Task. Reproduce every line of the entries below without changing anything, but leave out the pictures.

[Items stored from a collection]
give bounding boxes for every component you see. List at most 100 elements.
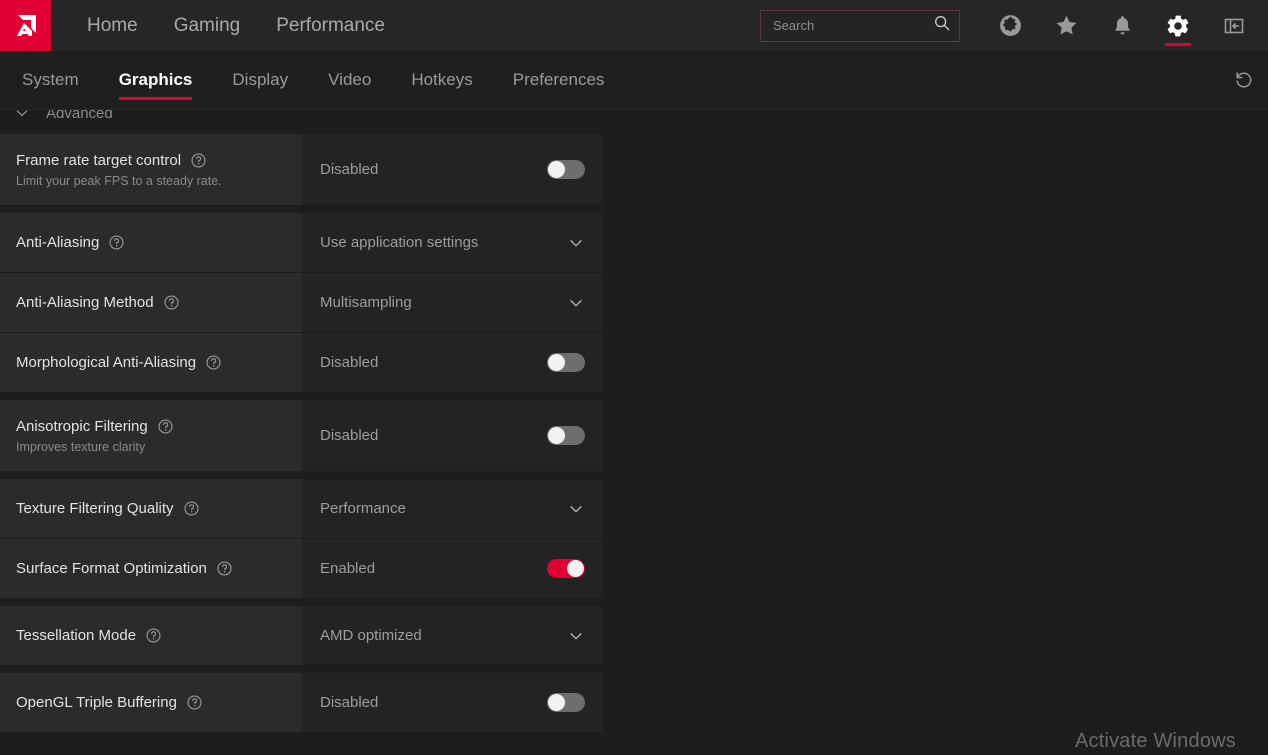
tab-system[interactable]: System <box>8 51 93 109</box>
help-icon[interactable] <box>183 500 200 517</box>
toggle-knob <box>548 694 565 711</box>
reset-icon[interactable] <box>1220 51 1268 109</box>
setting-value-panel: Multisampling <box>302 273 603 332</box>
setting-row-anti-aliasing-method[interactable]: Anti-Aliasing Method Multisampling <box>0 272 603 332</box>
setting-label: Texture Filtering Quality <box>16 500 174 517</box>
help-icon[interactable] <box>157 418 174 435</box>
setting-label-panel: Anti-Aliasing Method <box>0 273 302 332</box>
chevron-down-icon[interactable] <box>567 627 585 645</box>
setting-label-panel: Morphological Anti-Aliasing <box>0 333 302 392</box>
section-header-advanced[interactable]: Advanced <box>0 110 1268 134</box>
search-icon <box>933 14 951 37</box>
tab-video[interactable]: Video <box>314 51 385 109</box>
settings-group: Tessellation Mode AMD optimized <box>0 606 603 665</box>
setting-label: Surface Format Optimization <box>16 560 207 577</box>
toggle-knob <box>548 427 565 444</box>
toggle-knob <box>567 560 584 577</box>
setting-label-panel: Anisotropic Filtering Improves texture c… <box>0 400 302 471</box>
setting-label-panel: OpenGL Triple Buffering <box>0 673 302 732</box>
nav-item-home[interactable]: Home <box>69 0 156 51</box>
setting-label-panel: Texture Filtering Quality <box>0 479 302 538</box>
setting-row-tessellation-mode[interactable]: Tessellation Mode AMD optimized <box>0 606 603 665</box>
tab-display[interactable]: Display <box>218 51 302 109</box>
settings-group: Anisotropic Filtering Improves texture c… <box>0 400 603 471</box>
setting-toggle[interactable] <box>547 353 585 372</box>
help-icon[interactable] <box>186 694 203 711</box>
setting-row-surface-format-optimization[interactable]: Surface Format Optimization Enabled <box>0 538 603 598</box>
help-icon[interactable] <box>205 354 222 371</box>
setting-row-frame-rate-target-control[interactable]: Frame rate target control Limit your pea… <box>0 134 603 205</box>
gear-icon[interactable] <box>1156 0 1200 51</box>
setting-value-panel: Disabled <box>302 333 603 392</box>
setting-value: Disabled <box>320 354 379 371</box>
settings-group: Texture Filtering Quality Performance Su… <box>0 479 603 598</box>
settings-tab-bar: System Graphics Display Video Hotkeys Pr… <box>0 51 1268 110</box>
toggle-knob <box>548 354 565 371</box>
globe-icon[interactable] <box>988 0 1032 51</box>
bell-icon[interactable] <box>1100 0 1144 51</box>
help-icon[interactable] <box>145 627 162 644</box>
setting-toggle[interactable] <box>547 160 585 179</box>
setting-label: Anti-Aliasing <box>16 234 100 251</box>
settings-group: Frame rate target control Limit your pea… <box>0 134 603 205</box>
tab-preferences[interactable]: Preferences <box>499 51 619 109</box>
setting-label: Anisotropic Filtering <box>16 417 148 435</box>
section-title: Advanced <box>46 110 113 122</box>
tab-hotkeys[interactable]: Hotkeys <box>397 51 486 109</box>
setting-value-panel: Performance <box>302 479 603 538</box>
setting-label-panel: Frame rate target control Limit your pea… <box>0 134 302 205</box>
setting-value: Enabled <box>320 560 376 577</box>
setting-value-panel: AMD optimized <box>302 606 603 665</box>
chevron-down-icon[interactable] <box>567 294 585 312</box>
setting-row-opengl-triple-buffering[interactable]: OpenGL Triple Buffering Disabled <box>0 673 603 732</box>
setting-value: Use application settings <box>320 234 479 251</box>
toggle-knob <box>548 161 565 178</box>
amd-logo-icon[interactable] <box>0 0 51 51</box>
chevron-down-icon[interactable] <box>567 234 585 252</box>
search-input[interactable]: Search <box>773 18 933 33</box>
setting-value: Disabled <box>320 161 379 178</box>
activate-windows-watermark: Activate Windows <box>1074 730 1236 752</box>
setting-label: OpenGL Triple Buffering <box>16 694 177 711</box>
setting-row-anisotropic-filtering[interactable]: Anisotropic Filtering Improves texture c… <box>0 400 603 471</box>
help-icon[interactable] <box>108 234 125 251</box>
setting-value-panel: Disabled <box>302 400 603 471</box>
tab-graphics[interactable]: Graphics <box>105 51 207 109</box>
setting-description: Limit your peak FPS to a steady rate. <box>16 173 222 188</box>
setting-label-panel: Anti-Aliasing <box>0 213 302 272</box>
setting-value: Performance <box>320 500 406 517</box>
setting-row-texture-filtering-quality[interactable]: Texture Filtering Quality Performance <box>0 479 603 538</box>
setting-row-anti-aliasing[interactable]: Anti-Aliasing Use application settings <box>0 213 603 272</box>
help-icon[interactable] <box>163 294 180 311</box>
setting-toggle[interactable] <box>547 426 585 445</box>
setting-label: Anti-Aliasing Method <box>16 294 154 311</box>
setting-description: Improves texture clarity <box>16 439 146 454</box>
setting-value-panel: Use application settings <box>302 213 603 272</box>
help-icon[interactable] <box>190 152 207 169</box>
settings-scroll-area: Advanced Frame rate target control Limit… <box>0 110 1268 740</box>
nav-item-gaming[interactable]: Gaming <box>156 0 259 51</box>
chevron-down-icon <box>14 110 30 121</box>
search-box[interactable]: Search <box>760 9 960 42</box>
nav-item-performance[interactable]: Performance <box>258 0 403 51</box>
top-bar: Home Gaming Performance Search <box>0 0 1268 51</box>
setting-label-panel: Tessellation Mode <box>0 606 302 665</box>
chevron-down-icon[interactable] <box>567 500 585 518</box>
settings-content[interactable]: Advanced Frame rate target control Limit… <box>0 110 1268 755</box>
panel-collapse-icon[interactable] <box>1212 0 1256 51</box>
star-icon[interactable] <box>1044 0 1088 51</box>
setting-toggle[interactable] <box>547 559 585 578</box>
setting-value-panel: Disabled <box>302 134 603 205</box>
help-icon[interactable] <box>216 560 233 577</box>
setting-row-morphological-anti-aliasing[interactable]: Morphological Anti-Aliasing Disabled <box>0 332 603 392</box>
setting-label: Morphological Anti-Aliasing <box>16 354 197 371</box>
setting-label-panel: Surface Format Optimization <box>0 539 302 598</box>
setting-label: Frame rate target control <box>16 151 182 169</box>
setting-value-panel: Enabled <box>302 539 603 598</box>
setting-toggle[interactable] <box>547 693 585 712</box>
setting-label: Tessellation Mode <box>16 627 137 644</box>
primary-nav: Home Gaming Performance <box>69 0 403 51</box>
setting-value: Disabled <box>320 427 379 444</box>
setting-value: AMD optimized <box>320 627 422 644</box>
settings-group: OpenGL Triple Buffering Disabled <box>0 673 603 732</box>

Answer to the exercise.
give bounding boxes for every component you see. List at most 100 elements.
tab-system[interactable]: System <box>8 51 93 109</box>
help-icon[interactable] <box>183 500 200 517</box>
toggle-knob <box>548 694 565 711</box>
reset-icon[interactable] <box>1220 51 1268 109</box>
setting-value-panel: Multisampling <box>302 273 603 332</box>
setting-row-anti-aliasing-method[interactable]: Anti-Aliasing Method Multisampling <box>0 272 603 332</box>
setting-label: Texture Filtering Quality <box>16 500 174 517</box>
help-icon[interactable] <box>157 418 174 435</box>
setting-label-panel: Anti-Aliasing Method <box>0 273 302 332</box>
chevron-down-icon[interactable] <box>567 627 585 645</box>
setting-label-panel: Morphological Anti-Aliasing <box>0 333 302 392</box>
section-header-advanced[interactable]: Advanced <box>0 110 1268 134</box>
search-icon <box>933 14 951 37</box>
tab-video[interactable]: Video <box>314 51 385 109</box>
settings-group: Tessellation Mode AMD optimized <box>0 606 603 665</box>
setting-label: Surface Format Optimization <box>16 560 207 577</box>
toggle-knob <box>548 427 565 444</box>
toggle-knob <box>567 560 584 577</box>
setting-label-panel: Anisotropic Filtering Improves texture c… <box>0 400 302 471</box>
setting-label-panel: OpenGL Triple Buffering <box>0 673 302 732</box>
nav-item-home[interactable]: Home <box>69 0 156 51</box>
setting-label-panel: Texture Filtering Quality <box>0 479 302 538</box>
setting-row-tessellation-mode[interactable]: Tessellation Mode AMD optimized <box>0 606 603 665</box>
tab-display[interactable]: Display <box>218 51 302 109</box>
settings-group: Anisotropic Filtering Improves texture c… <box>0 400 603 471</box>
setting-toggle[interactable] <box>547 353 585 372</box>
help-icon[interactable] <box>186 694 203 711</box>
setting-row-surface-format-optimization[interactable]: Surface Format Optimization Enabled <box>0 538 603 598</box>
help-icon[interactable] <box>205 354 222 371</box>
setting-row-frame-rate-target-control[interactable]: Frame rate target control Limit your pea… <box>0 134 603 205</box>
gear-icon[interactable] <box>1156 0 1200 51</box>
setting-value-panel: Disabled <box>302 333 603 392</box>
setting-value: Disabled <box>320 354 379 371</box>
settings-group: Texture Filtering Quality Performance Su… <box>0 479 603 598</box>
settings-tab-bar: System Graphics Display Video Hotkeys Pr… <box>0 51 1268 110</box>
toggle-knob <box>548 354 565 371</box>
globe-icon[interactable] <box>988 0 1032 51</box>
bell-icon[interactable] <box>1100 0 1144 51</box>
help-icon[interactable] <box>145 627 162 644</box>
setting-toggle[interactable] <box>547 160 585 179</box>
setting-label: Anti-Aliasing <box>16 234 100 251</box>
settings-group: Frame rate target control Limit your pea… <box>0 134 603 205</box>
tab-preferences[interactable]: Preferences <box>499 51 619 109</box>
setting-label: Anisotropic Filtering <box>16 417 148 435</box>
section-title: Advanced <box>46 110 113 122</box>
tab-hotkeys[interactable]: Hotkeys <box>397 51 486 109</box>
setting-value-panel: Performance <box>302 479 603 538</box>
setting-label-panel: Frame rate target control Limit your pea… <box>0 134 302 205</box>
setting-value: Enabled <box>320 560 376 577</box>
setting-value-panel: AMD optimized <box>302 606 603 665</box>
chevron-down-icon[interactable] <box>567 294 585 312</box>
setting-row-opengl-triple-buffering[interactable]: OpenGL Triple Buffering Disabled <box>0 673 603 732</box>
setting-value: Use application settings <box>320 234 479 251</box>
toggle-knob <box>548 161 565 178</box>
amd-logo-icon[interactable] <box>0 0 51 51</box>
chevron-down-icon[interactable] <box>567 234 585 252</box>
search-input[interactable]: Search <box>773 18 933 33</box>
setting-value: Disabled <box>320 161 379 178</box>
activate-windows-watermark: Activate Windows <box>1074 730 1236 752</box>
setting-label: OpenGL Triple Buffering <box>16 694 177 711</box>
setting-row-anisotropic-filtering[interactable]: Anisotropic Filtering Improves texture c… <box>0 400 603 471</box>
help-icon[interactable] <box>108 234 125 251</box>
setting-value-panel: Disabled <box>302 400 603 471</box>
tab-graphics[interactable]: Graphics <box>105 51 207 109</box>
setting-description: Limit your peak FPS to a steady rate. <box>16 173 222 188</box>
setting-label-panel: Anti-Aliasing <box>0 213 302 272</box>
setting-value: Performance <box>320 500 406 517</box>
setting-row-texture-filtering-quality[interactable]: Texture Filtering Quality Performance <box>0 479 603 538</box>
setting-row-anti-aliasing[interactable]: Anti-Aliasing Use application settings <box>0 213 603 272</box>
help-icon[interactable] <box>163 294 180 311</box>
setting-toggle[interactable] <box>547 426 585 445</box>
setting-label: Anti-Aliasing Method <box>16 294 154 311</box>
setting-description: Improves texture clarity <box>16 439 146 454</box>
setting-value-panel: Use application settings <box>302 213 603 272</box>
help-icon[interactable] <box>190 152 207 169</box>
settings-scroll-area: Advanced Frame rate target control Limit… <box>0 110 1268 740</box>
nav-item-gaming[interactable]: Gaming <box>156 0 259 51</box>
chevron-down-icon <box>14 110 30 121</box>
search-box[interactable]: Search <box>760 9 960 42</box>
nav-item-performance[interactable]: Performance <box>258 0 403 51</box>
top-bar: Home Gaming Performance Search <box>0 0 1268 51</box>
setting-label-panel: Tessellation Mode <box>0 606 302 665</box>
chevron-down-icon[interactable] <box>567 500 585 518</box>
settings-content[interactable]: Advanced Frame rate target control Limit… <box>0 110 1268 755</box>
panel-collapse-icon[interactable] <box>1212 0 1256 51</box>
star-icon[interactable] <box>1044 0 1088 51</box>
setting-toggle[interactable] <box>547 559 585 578</box>
setting-value-panel: Disabled <box>302 134 603 205</box>
help-icon[interactable] <box>216 560 233 577</box>
setting-row-morphological-anti-aliasing[interactable]: Morphological Anti-Aliasing Disabled <box>0 332 603 392</box>
setting-label: Morphological Anti-Aliasing <box>16 354 197 371</box>
setting-label-panel: Surface Format Optimization <box>0 539 302 598</box>
setting-label: Frame rate target control <box>16 151 182 169</box>
setting-value-panel: Enabled <box>302 539 603 598</box>
setting-toggle[interactable] <box>547 693 585 712</box>
setting-label: Tessellation Mode <box>16 627 137 644</box>
primary-nav: Home Gaming Performance <box>69 0 403 51</box>
setting-value: Disabled <box>320 427 379 444</box>
setting-value: AMD optimized <box>320 627 422 644</box>
settings-group: OpenGL Triple Buffering Disabled <box>0 673 603 732</box>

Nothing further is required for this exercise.